• SET PROBLEM: In the data below, locate each line with the word "格来自然村" and list it.

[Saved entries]

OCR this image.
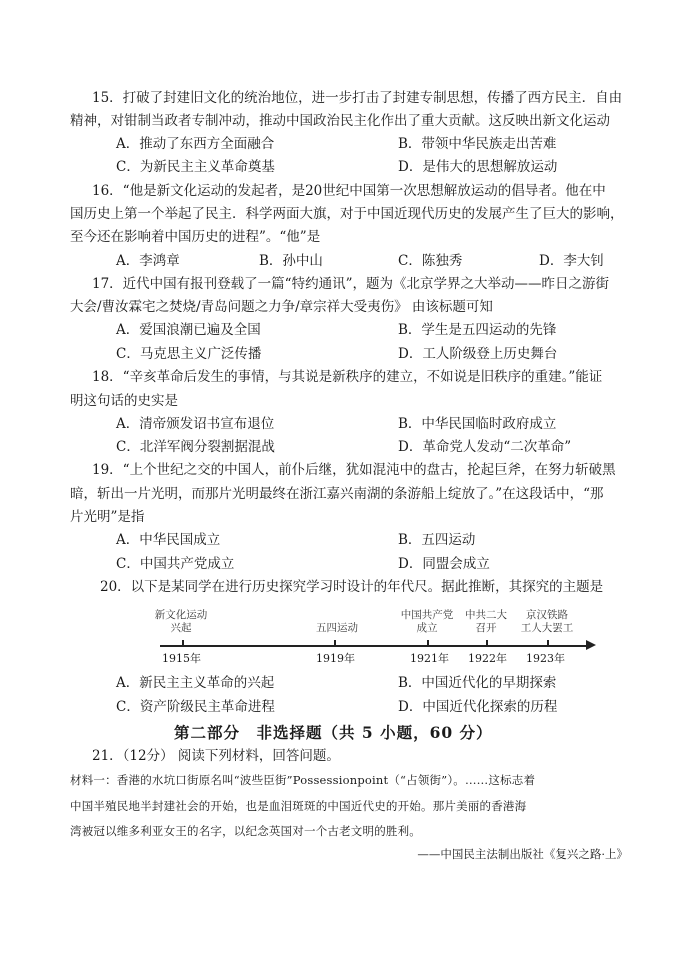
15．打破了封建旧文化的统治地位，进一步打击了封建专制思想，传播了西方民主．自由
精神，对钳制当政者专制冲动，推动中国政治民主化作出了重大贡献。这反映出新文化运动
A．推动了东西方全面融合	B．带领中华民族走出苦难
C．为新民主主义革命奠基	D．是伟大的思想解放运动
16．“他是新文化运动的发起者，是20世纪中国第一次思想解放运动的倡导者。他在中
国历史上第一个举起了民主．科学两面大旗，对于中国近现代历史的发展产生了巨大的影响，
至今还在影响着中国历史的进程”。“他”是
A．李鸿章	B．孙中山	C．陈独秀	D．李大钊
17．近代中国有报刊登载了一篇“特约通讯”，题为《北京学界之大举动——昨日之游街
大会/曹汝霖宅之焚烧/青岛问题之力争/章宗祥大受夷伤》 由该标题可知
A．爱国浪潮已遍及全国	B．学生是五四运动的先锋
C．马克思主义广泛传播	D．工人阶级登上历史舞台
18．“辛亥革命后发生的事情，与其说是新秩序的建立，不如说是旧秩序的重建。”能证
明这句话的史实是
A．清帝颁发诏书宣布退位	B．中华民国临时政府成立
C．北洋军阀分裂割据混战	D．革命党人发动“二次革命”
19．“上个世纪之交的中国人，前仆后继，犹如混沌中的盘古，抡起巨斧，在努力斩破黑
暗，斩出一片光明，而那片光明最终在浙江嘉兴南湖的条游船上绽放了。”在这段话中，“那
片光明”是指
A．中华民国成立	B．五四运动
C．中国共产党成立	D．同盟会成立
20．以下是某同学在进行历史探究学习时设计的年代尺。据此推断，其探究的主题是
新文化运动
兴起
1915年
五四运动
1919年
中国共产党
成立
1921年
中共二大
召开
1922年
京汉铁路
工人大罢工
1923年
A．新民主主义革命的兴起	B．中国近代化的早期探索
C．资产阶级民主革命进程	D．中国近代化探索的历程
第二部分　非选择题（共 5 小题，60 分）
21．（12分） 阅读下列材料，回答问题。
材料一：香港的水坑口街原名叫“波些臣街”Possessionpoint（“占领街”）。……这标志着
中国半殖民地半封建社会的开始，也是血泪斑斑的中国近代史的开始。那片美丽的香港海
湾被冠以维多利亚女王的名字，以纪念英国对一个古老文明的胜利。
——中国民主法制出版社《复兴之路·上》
* * *
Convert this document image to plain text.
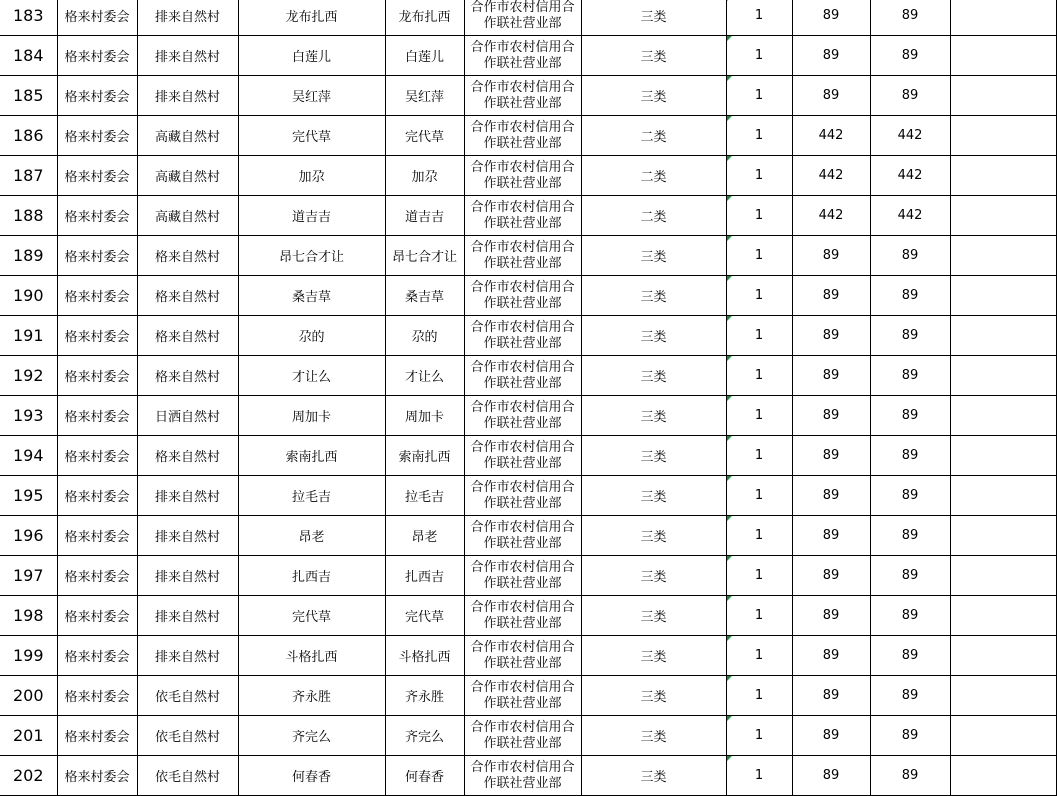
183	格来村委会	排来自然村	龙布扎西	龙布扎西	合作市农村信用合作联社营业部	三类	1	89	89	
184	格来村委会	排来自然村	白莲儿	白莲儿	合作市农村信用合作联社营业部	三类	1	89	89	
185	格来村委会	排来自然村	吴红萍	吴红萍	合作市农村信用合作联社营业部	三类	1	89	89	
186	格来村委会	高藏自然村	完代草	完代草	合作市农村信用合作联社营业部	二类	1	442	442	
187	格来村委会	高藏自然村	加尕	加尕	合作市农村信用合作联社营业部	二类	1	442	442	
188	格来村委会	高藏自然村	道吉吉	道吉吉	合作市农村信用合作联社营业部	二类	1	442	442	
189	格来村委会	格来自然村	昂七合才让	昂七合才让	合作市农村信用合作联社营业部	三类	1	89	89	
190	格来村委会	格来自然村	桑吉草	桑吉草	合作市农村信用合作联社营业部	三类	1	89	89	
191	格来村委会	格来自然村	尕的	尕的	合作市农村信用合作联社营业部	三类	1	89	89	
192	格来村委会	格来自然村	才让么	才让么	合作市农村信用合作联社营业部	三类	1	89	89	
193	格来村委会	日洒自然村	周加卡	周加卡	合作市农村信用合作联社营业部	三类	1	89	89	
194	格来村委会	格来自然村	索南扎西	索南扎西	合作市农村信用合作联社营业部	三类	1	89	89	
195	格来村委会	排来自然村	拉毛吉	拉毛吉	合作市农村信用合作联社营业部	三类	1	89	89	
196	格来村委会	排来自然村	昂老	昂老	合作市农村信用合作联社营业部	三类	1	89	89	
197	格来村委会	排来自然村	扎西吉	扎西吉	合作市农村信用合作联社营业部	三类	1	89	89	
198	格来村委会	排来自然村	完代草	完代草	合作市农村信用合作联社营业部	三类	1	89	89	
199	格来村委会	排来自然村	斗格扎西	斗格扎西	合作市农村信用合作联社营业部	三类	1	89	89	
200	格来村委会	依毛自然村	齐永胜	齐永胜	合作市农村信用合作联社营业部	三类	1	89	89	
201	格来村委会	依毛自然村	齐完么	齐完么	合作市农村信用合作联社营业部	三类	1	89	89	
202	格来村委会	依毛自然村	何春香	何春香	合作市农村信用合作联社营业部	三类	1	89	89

• RESULT:
189	格来村委会	格来自然村	昂七合才让	昂七合才让	合作市农村信用合作联社营业部	三类	1	89	89	
190	格来村委会	格来自然村	桑吉草	桑吉草	合作市农村信用合作联社营业部	三类	1	89	89	
191	格来村委会	格来自然村	尕的	尕的	合作市农村信用合作联社营业部	三类	1	89	89	
192	格来村委会	格来自然村	才让么	才让么	合作市农村信用合作联社营业部	三类	1	89	89	
194	格来村委会	格来自然村	索南扎西	索南扎西	合作市农村信用合作联社营业部	三类	1	89	89	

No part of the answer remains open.